EXERCISE AIM:
Go through the material below and count the lines with the string "brand"; the number is the whole answer.

(Stored data)
** START **

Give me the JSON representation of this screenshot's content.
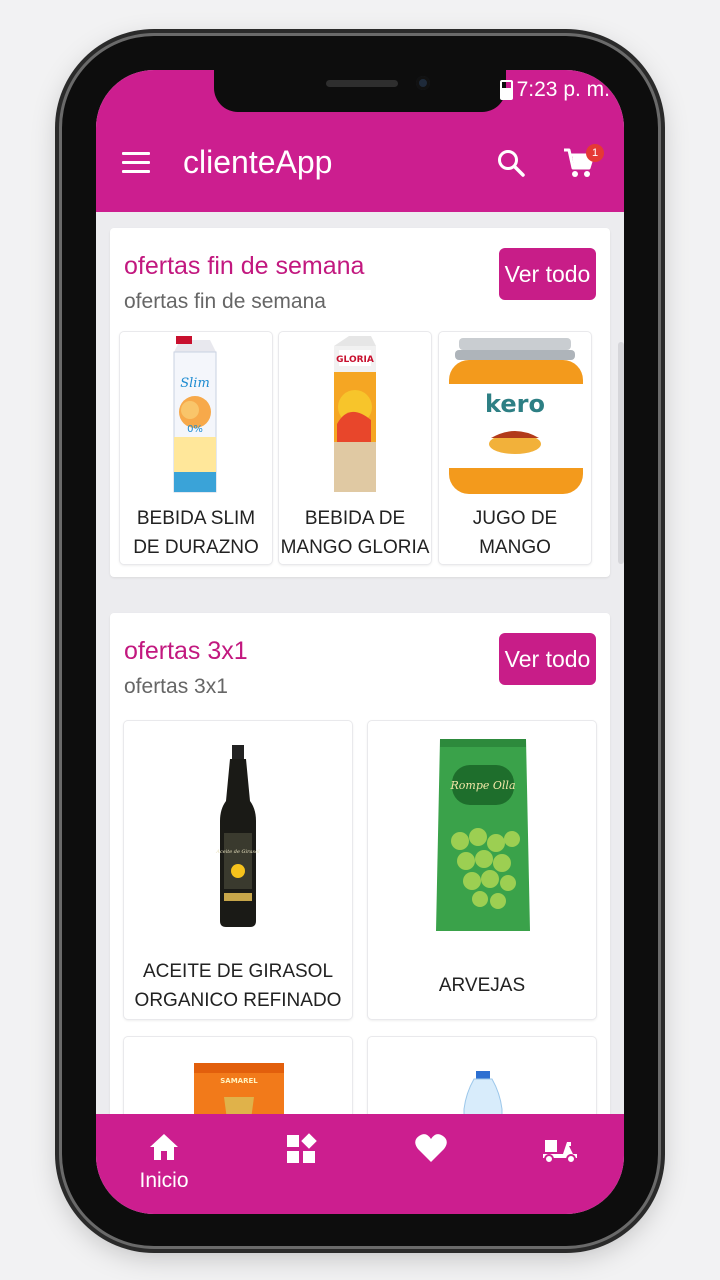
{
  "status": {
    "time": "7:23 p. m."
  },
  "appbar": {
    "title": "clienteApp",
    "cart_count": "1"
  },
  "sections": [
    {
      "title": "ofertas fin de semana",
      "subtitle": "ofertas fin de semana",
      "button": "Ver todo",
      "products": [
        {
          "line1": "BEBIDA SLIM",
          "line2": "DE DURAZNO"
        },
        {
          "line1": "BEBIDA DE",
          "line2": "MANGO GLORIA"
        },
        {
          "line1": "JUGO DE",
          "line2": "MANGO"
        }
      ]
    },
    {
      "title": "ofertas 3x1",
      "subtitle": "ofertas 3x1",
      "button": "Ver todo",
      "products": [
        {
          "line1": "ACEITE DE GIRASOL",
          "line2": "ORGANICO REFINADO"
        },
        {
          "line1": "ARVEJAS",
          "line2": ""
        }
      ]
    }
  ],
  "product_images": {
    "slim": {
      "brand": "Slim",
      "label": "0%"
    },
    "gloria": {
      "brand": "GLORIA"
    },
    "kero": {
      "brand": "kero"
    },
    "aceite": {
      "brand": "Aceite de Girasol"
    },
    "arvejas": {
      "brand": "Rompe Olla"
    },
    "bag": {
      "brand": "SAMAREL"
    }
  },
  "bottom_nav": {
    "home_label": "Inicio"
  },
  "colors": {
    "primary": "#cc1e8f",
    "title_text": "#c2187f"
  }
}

** END **
** START **

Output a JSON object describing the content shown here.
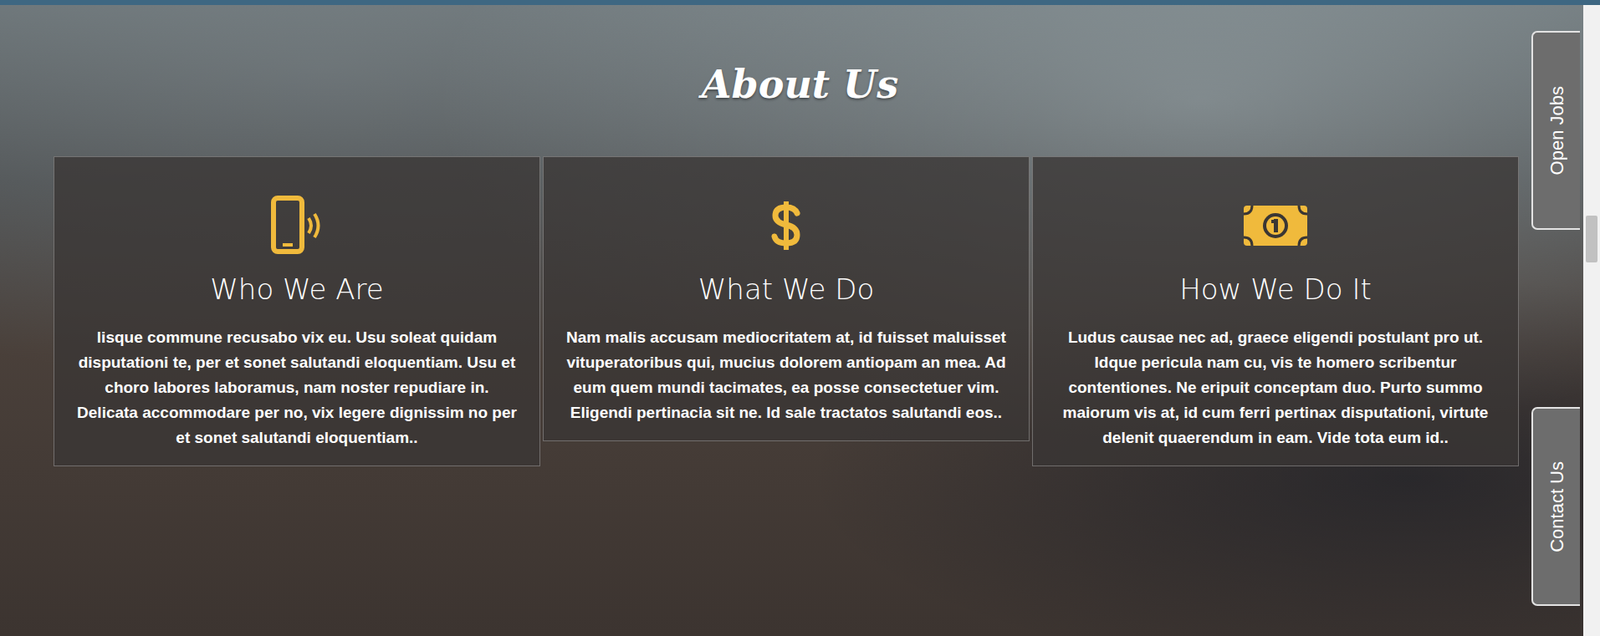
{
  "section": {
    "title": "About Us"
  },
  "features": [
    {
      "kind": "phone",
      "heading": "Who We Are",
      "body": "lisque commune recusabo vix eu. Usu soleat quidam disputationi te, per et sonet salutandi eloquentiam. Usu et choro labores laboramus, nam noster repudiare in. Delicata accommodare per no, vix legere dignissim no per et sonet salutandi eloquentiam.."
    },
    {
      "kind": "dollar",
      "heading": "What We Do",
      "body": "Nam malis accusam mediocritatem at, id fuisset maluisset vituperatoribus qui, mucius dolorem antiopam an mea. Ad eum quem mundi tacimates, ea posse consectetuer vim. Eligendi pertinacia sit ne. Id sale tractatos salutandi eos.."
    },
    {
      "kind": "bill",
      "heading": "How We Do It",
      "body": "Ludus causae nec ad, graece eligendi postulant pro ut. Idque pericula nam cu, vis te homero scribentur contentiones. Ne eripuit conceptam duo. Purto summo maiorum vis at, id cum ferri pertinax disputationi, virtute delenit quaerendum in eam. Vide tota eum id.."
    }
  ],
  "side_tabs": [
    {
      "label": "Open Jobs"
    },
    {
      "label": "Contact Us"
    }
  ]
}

** END **
** START **

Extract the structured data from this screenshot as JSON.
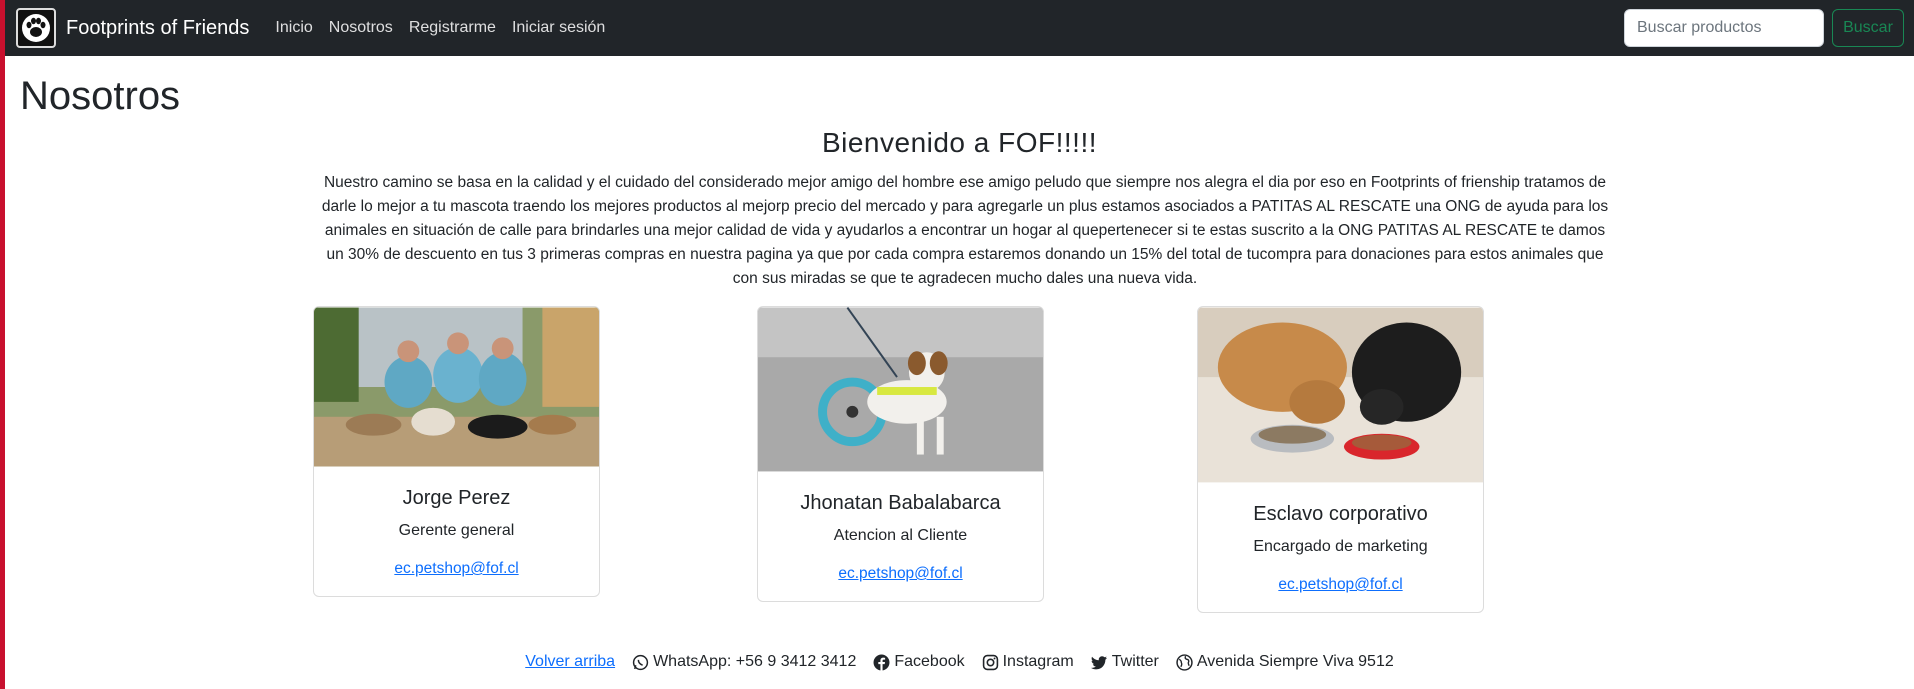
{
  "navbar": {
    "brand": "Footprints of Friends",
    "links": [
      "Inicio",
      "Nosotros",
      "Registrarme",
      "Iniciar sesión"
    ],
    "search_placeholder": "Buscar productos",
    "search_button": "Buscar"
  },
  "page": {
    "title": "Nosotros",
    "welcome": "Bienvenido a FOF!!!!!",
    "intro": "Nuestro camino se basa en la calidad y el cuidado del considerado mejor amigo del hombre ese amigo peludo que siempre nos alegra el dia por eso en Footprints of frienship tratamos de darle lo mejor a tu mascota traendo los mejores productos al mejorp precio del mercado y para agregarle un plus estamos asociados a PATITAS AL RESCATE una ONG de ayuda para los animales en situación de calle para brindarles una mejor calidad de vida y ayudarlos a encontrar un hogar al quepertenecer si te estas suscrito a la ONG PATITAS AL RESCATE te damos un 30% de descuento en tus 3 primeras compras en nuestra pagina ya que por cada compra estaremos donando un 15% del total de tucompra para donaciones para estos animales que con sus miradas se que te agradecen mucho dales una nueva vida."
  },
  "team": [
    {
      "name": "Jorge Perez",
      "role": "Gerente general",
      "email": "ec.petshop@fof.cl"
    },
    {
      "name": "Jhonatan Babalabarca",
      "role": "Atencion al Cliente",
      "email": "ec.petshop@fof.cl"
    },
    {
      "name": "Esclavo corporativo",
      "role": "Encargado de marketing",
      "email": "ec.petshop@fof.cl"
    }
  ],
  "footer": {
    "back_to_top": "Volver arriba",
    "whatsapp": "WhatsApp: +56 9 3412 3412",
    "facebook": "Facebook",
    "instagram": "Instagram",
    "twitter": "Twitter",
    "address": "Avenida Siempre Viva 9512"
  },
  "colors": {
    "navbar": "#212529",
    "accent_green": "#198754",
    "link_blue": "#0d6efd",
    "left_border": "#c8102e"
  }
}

** END **

EXERCISE OUTPUT:
7